_YOUR TASK_
Return every record below exactly as written, omitting any pictures.

_DATA SUPPLIED_
________________________________________

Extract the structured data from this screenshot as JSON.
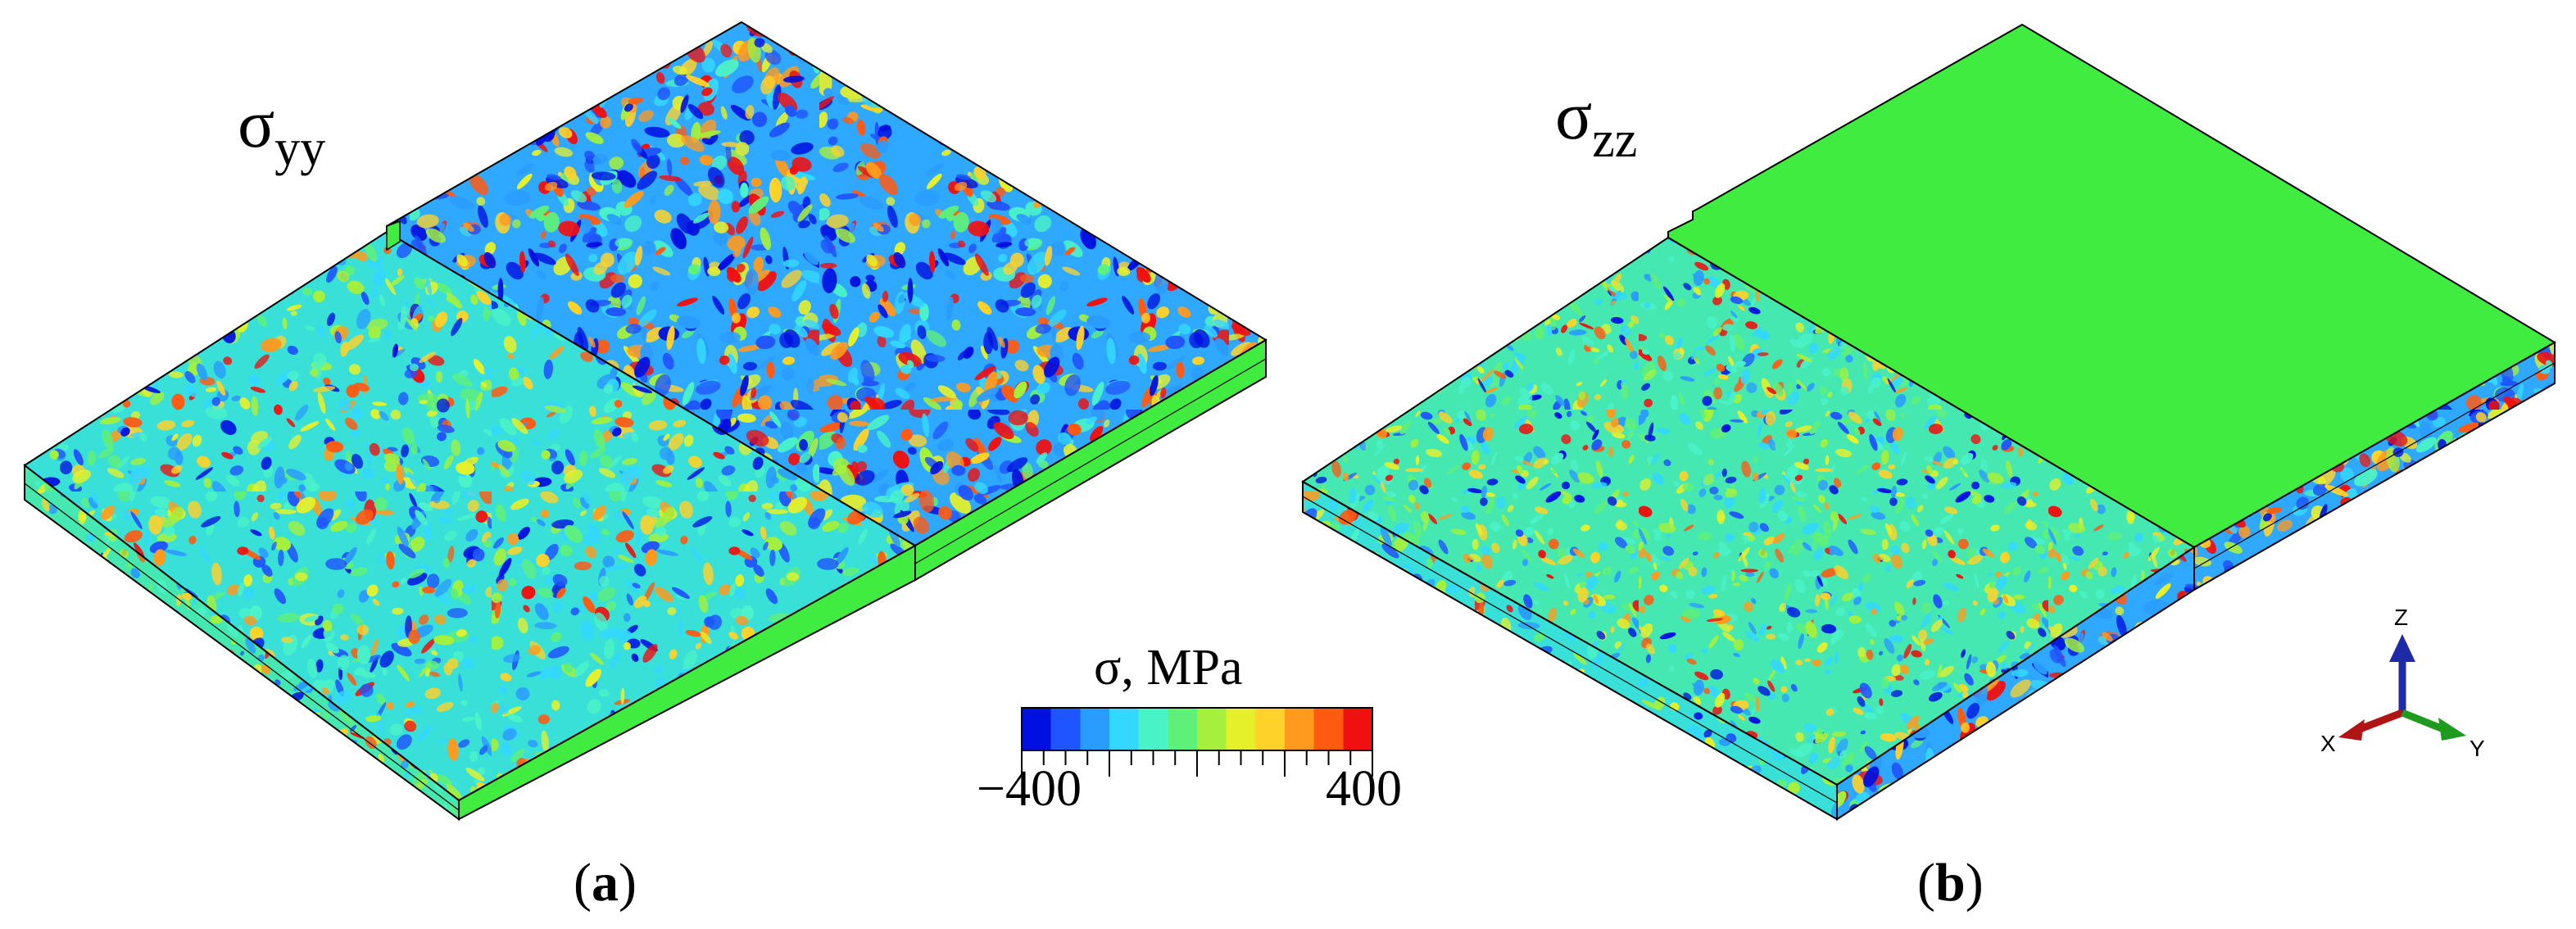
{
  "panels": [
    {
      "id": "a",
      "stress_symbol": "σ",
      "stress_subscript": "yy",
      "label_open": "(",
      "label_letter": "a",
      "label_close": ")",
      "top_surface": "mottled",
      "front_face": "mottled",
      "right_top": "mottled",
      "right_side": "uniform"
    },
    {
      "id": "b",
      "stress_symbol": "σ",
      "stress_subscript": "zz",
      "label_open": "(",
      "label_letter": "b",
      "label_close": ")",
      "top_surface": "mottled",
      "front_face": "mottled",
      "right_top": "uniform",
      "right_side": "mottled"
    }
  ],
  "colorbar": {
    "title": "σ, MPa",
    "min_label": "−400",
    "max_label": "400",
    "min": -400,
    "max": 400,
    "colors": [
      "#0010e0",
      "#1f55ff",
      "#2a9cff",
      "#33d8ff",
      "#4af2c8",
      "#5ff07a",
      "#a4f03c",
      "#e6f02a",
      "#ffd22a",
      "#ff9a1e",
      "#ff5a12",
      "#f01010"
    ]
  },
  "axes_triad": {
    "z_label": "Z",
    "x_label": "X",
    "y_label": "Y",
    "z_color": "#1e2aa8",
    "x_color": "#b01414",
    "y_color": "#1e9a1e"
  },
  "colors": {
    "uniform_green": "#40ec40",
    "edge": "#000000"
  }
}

________________________________________

_SOLUTION_
Extract the structured data from this screenshot as JSON.
{
  "panels": [
    {
      "id": "a",
      "stress_symbol": "σ",
      "stress_subscript": "yy",
      "label_open": "(",
      "label_letter": "a",
      "label_close": ")",
      "top_surface": "mottled",
      "front_face": "mottled",
      "right_top": "mottled",
      "right_side": "uniform"
    },
    {
      "id": "b",
      "stress_symbol": "σ",
      "stress_subscript": "zz",
      "label_open": "(",
      "label_letter": "b",
      "label_close": ")",
      "top_surface": "mottled",
      "front_face": "mottled",
      "right_top": "uniform",
      "right_side": "mottled"
    }
  ],
  "colorbar": {
    "title": "σ, MPa",
    "min_label": "−400",
    "max_label": "400",
    "min": -400,
    "max": 400,
    "colors": [
      "#0010e0",
      "#1f55ff",
      "#2a9cff",
      "#33d8ff",
      "#4af2c8",
      "#5ff07a",
      "#a4f03c",
      "#e6f02a",
      "#ffd22a",
      "#ff9a1e",
      "#ff5a12",
      "#f01010"
    ]
  },
  "axes_triad": {
    "z_label": "Z",
    "x_label": "X",
    "y_label": "Y",
    "z_color": "#1e2aa8",
    "x_color": "#b01414",
    "y_color": "#1e9a1e"
  },
  "colors": {
    "uniform_green": "#40ec40",
    "edge": "#000000"
  }
}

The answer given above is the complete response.